------ EXERCISE INPUTS ------

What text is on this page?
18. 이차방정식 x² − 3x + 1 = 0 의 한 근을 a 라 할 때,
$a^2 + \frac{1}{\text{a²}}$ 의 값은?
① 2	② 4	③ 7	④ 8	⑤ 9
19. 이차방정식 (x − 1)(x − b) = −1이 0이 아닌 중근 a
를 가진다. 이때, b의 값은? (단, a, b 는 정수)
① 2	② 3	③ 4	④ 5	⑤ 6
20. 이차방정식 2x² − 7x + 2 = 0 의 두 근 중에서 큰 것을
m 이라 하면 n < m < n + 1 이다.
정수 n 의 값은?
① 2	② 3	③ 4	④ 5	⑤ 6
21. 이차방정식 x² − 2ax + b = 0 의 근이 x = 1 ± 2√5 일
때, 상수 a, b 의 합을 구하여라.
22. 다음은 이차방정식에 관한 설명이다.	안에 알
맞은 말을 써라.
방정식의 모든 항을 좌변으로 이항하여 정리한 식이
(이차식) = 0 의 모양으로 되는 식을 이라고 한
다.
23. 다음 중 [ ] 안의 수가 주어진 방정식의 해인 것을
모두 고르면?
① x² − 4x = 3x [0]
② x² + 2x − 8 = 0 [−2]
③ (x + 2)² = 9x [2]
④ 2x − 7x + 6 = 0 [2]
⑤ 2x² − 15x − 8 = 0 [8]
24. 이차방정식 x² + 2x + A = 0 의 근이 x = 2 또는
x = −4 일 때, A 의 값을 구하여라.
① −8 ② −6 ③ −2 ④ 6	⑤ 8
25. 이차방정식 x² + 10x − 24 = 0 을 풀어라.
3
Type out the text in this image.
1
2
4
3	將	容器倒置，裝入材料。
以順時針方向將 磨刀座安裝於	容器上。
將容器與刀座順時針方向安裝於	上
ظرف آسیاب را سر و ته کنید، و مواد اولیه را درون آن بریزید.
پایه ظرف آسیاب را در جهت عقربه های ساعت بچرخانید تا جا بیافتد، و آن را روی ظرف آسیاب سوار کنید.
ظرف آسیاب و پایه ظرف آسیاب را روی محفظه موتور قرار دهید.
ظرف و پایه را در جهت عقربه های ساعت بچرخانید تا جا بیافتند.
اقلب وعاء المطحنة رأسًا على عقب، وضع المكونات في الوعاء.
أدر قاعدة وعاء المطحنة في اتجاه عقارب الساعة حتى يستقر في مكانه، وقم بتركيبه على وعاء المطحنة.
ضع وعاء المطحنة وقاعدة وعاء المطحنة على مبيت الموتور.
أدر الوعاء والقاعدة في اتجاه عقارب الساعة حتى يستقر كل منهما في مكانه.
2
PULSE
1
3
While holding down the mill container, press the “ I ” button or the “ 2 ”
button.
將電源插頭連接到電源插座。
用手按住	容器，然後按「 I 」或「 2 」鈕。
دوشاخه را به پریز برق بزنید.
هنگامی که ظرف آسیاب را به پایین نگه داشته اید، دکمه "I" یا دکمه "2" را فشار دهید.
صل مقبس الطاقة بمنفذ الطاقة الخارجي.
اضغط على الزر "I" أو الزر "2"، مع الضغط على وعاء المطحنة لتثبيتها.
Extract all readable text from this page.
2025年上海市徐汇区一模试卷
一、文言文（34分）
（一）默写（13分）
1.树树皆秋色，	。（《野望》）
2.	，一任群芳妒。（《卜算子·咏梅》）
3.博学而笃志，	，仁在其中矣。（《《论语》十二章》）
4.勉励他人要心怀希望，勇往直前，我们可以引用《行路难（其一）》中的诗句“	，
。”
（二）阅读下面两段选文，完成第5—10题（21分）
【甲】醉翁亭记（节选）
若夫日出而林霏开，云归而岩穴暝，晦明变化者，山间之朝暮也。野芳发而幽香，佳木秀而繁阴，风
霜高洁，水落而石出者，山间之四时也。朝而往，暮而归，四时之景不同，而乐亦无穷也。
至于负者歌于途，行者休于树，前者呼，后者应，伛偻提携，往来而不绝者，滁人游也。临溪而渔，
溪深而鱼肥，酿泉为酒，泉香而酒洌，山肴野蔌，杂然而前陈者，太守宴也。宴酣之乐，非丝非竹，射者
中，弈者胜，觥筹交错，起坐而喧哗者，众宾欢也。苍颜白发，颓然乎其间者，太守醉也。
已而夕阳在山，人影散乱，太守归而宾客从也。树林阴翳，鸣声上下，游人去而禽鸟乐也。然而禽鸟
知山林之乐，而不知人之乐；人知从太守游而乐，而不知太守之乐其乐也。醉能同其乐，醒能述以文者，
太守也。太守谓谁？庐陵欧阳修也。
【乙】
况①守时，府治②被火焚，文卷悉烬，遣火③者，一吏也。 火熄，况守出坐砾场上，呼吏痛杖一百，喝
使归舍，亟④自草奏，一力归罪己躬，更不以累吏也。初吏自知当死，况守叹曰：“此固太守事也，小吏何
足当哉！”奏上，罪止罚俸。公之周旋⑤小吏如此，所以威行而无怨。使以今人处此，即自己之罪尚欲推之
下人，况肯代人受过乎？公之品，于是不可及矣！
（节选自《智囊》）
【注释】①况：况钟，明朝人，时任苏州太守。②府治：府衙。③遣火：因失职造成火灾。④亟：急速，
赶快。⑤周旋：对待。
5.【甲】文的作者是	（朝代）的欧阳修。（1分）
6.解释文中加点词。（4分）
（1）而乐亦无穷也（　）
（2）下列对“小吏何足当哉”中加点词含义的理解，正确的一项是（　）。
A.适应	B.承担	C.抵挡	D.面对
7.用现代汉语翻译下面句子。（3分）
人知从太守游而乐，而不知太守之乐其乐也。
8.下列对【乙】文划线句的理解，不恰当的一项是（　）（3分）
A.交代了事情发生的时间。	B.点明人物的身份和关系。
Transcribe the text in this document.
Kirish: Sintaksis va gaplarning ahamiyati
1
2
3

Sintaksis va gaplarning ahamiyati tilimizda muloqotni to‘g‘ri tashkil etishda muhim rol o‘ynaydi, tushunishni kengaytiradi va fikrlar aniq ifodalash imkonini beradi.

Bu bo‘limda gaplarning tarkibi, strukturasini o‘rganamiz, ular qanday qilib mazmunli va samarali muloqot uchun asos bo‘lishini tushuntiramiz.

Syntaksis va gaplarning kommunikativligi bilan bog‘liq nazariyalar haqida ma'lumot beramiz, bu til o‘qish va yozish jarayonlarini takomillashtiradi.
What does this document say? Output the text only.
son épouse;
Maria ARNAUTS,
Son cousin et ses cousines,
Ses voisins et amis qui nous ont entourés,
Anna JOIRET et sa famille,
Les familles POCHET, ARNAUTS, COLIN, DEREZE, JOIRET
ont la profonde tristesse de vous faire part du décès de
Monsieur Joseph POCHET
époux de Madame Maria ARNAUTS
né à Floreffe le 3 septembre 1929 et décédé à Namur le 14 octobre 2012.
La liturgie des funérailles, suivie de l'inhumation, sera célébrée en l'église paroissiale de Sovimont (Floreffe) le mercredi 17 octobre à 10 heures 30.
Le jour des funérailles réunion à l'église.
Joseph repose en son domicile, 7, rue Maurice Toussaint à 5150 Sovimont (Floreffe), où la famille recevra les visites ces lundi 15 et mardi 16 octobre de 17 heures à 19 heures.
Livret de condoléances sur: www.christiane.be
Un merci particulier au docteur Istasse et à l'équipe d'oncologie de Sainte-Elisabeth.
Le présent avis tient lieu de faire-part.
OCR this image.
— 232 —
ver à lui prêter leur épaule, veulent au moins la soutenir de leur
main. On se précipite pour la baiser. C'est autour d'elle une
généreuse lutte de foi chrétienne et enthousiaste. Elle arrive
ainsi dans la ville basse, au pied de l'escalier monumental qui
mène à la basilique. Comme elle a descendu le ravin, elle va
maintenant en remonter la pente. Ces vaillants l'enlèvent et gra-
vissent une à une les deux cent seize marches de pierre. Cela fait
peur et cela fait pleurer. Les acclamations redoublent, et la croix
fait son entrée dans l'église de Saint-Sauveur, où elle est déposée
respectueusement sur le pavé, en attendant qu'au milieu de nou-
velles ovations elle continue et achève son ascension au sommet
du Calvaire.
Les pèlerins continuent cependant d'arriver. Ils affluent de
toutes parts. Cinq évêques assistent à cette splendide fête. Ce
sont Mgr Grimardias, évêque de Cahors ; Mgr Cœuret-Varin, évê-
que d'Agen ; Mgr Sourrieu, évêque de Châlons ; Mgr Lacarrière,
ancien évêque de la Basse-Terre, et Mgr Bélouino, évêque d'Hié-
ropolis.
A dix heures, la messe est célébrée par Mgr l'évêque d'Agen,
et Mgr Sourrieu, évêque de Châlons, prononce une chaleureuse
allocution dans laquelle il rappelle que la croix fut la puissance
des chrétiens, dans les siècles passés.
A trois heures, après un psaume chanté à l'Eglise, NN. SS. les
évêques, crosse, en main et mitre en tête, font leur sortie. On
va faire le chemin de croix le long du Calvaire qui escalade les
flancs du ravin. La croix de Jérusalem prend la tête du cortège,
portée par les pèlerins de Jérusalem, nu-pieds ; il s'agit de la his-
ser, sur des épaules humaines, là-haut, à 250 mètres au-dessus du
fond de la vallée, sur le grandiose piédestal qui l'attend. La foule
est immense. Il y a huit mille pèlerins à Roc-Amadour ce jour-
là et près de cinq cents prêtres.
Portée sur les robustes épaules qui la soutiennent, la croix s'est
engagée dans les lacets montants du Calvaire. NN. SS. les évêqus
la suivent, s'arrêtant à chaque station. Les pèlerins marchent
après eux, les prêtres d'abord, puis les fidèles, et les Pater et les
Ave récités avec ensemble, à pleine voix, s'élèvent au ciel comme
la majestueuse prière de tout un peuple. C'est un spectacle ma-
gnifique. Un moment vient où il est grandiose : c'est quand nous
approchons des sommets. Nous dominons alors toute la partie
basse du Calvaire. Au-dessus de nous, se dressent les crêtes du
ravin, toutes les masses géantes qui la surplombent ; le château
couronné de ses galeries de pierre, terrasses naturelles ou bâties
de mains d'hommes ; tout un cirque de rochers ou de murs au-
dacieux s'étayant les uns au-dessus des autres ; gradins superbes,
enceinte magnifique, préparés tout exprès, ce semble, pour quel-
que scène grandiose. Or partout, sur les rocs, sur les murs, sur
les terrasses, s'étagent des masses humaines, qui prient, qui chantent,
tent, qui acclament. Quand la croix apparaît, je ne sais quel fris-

------

WHAT YOU SHOULD DO:
Copy in full each line that holds the word "célébrée".

RESULT BELOW:
La liturgie des funérailles, suivie de l'inhumation, sera célébrée en l'église paroissiale de Sovimont (Floreffe) le mercredi 17 octobre à 10 heures 30.
A dix heures, la messe est célébrée par Mgr l'évêque d'Agen,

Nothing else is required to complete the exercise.